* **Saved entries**
****************************************
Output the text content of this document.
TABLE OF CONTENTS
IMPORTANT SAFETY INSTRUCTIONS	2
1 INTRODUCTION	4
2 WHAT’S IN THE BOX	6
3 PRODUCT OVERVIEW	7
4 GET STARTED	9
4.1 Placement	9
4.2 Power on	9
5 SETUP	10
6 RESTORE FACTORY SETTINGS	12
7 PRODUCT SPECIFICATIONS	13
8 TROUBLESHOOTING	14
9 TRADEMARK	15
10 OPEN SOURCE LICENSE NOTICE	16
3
****************************************
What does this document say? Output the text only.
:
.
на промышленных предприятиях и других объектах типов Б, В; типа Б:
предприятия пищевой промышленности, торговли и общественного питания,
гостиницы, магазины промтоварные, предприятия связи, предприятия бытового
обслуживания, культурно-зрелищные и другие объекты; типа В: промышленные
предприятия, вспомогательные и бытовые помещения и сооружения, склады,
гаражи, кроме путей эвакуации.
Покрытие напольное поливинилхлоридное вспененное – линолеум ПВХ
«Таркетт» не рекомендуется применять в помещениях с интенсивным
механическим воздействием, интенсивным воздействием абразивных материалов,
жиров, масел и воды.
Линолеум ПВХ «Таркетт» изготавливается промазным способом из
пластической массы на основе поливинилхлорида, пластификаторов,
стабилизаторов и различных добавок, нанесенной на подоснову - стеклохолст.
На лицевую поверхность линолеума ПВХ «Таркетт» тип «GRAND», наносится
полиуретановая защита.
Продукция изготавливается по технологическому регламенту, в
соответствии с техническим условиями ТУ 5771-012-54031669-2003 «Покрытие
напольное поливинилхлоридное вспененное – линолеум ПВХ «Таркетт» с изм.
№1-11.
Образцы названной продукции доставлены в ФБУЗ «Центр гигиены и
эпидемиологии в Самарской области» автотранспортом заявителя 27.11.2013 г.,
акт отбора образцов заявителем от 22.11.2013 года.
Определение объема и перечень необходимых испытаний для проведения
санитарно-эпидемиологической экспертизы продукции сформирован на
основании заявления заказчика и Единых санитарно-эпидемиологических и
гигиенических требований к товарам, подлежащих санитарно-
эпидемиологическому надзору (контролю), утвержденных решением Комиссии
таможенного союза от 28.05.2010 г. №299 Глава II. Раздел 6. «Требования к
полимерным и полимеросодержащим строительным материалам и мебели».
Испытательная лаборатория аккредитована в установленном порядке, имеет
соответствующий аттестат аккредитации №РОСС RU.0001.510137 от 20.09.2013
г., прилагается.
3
****************************************
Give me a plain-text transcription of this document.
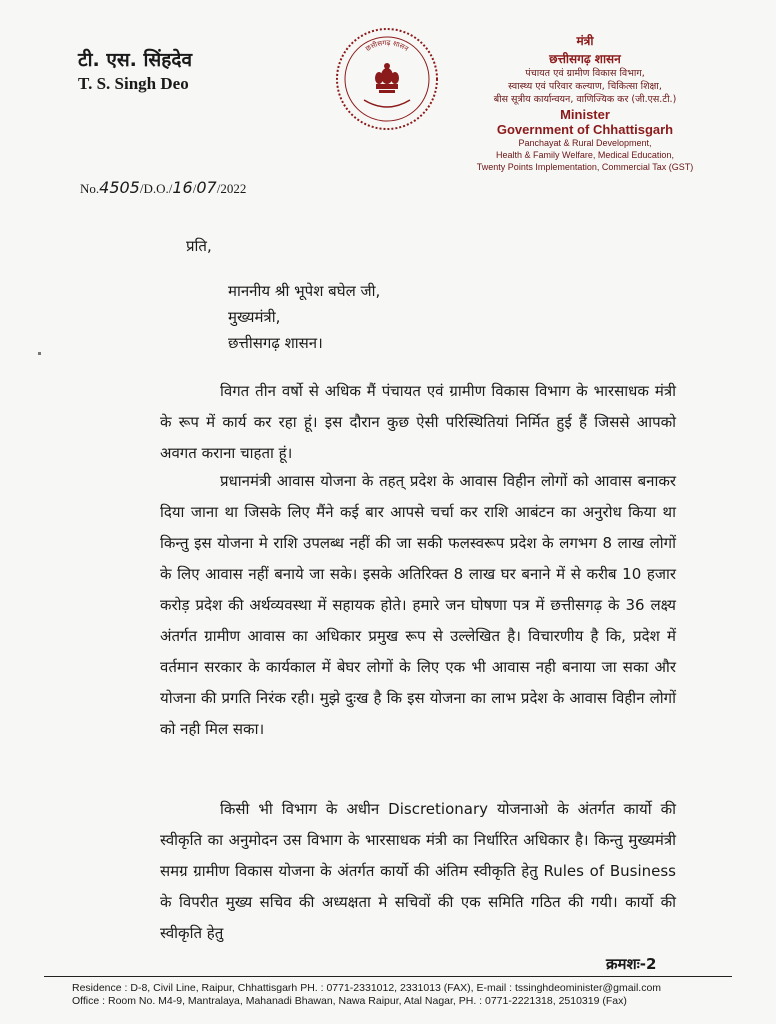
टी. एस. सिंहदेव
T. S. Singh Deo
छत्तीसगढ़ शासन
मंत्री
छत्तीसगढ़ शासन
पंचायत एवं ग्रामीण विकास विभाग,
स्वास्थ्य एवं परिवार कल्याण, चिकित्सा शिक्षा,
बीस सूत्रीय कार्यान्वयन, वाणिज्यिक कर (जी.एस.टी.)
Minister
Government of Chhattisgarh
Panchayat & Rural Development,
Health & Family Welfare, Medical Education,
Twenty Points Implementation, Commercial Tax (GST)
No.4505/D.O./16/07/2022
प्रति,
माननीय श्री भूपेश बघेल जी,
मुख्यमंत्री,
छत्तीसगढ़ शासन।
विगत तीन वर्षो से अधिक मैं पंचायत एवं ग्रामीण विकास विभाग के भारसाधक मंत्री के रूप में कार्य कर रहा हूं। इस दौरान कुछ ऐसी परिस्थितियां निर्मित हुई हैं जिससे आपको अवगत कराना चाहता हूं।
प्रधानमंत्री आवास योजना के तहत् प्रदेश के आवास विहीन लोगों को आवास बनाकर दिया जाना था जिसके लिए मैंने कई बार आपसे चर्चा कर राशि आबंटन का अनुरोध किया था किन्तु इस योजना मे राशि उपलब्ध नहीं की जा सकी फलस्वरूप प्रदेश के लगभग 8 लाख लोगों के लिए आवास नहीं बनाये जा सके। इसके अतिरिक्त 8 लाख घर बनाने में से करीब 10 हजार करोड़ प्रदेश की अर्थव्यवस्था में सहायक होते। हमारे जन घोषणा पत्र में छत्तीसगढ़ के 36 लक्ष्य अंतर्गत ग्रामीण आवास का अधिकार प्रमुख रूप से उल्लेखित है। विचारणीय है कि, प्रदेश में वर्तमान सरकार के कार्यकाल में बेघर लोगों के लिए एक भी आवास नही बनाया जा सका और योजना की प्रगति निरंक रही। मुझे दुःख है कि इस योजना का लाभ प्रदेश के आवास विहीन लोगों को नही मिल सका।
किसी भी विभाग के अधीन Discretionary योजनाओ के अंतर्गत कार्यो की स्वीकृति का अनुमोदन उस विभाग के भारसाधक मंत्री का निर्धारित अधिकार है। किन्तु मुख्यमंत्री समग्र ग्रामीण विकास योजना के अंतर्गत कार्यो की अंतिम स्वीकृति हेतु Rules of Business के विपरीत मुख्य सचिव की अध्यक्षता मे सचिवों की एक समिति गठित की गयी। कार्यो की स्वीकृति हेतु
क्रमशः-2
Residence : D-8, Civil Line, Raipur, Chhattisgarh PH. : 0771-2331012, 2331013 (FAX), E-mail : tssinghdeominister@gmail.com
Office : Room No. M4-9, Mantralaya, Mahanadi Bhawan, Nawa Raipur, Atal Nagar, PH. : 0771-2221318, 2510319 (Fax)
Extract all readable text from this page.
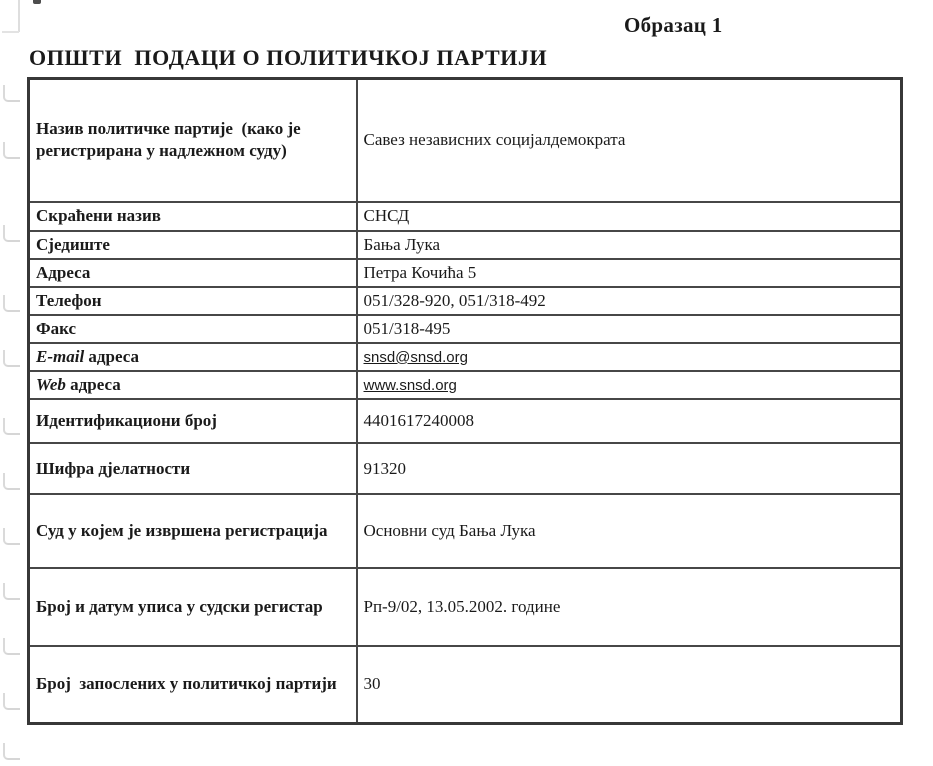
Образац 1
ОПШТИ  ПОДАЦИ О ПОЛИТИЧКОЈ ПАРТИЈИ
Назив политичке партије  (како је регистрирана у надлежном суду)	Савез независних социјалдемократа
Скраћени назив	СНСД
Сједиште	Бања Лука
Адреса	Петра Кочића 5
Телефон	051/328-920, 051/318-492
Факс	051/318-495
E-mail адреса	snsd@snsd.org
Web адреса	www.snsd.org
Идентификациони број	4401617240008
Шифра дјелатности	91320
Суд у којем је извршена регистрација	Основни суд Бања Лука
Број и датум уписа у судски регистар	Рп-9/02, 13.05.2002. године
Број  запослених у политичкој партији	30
****************************************
For the material, find the number of lines holding the word "Output" and give that figure and nothing more.

2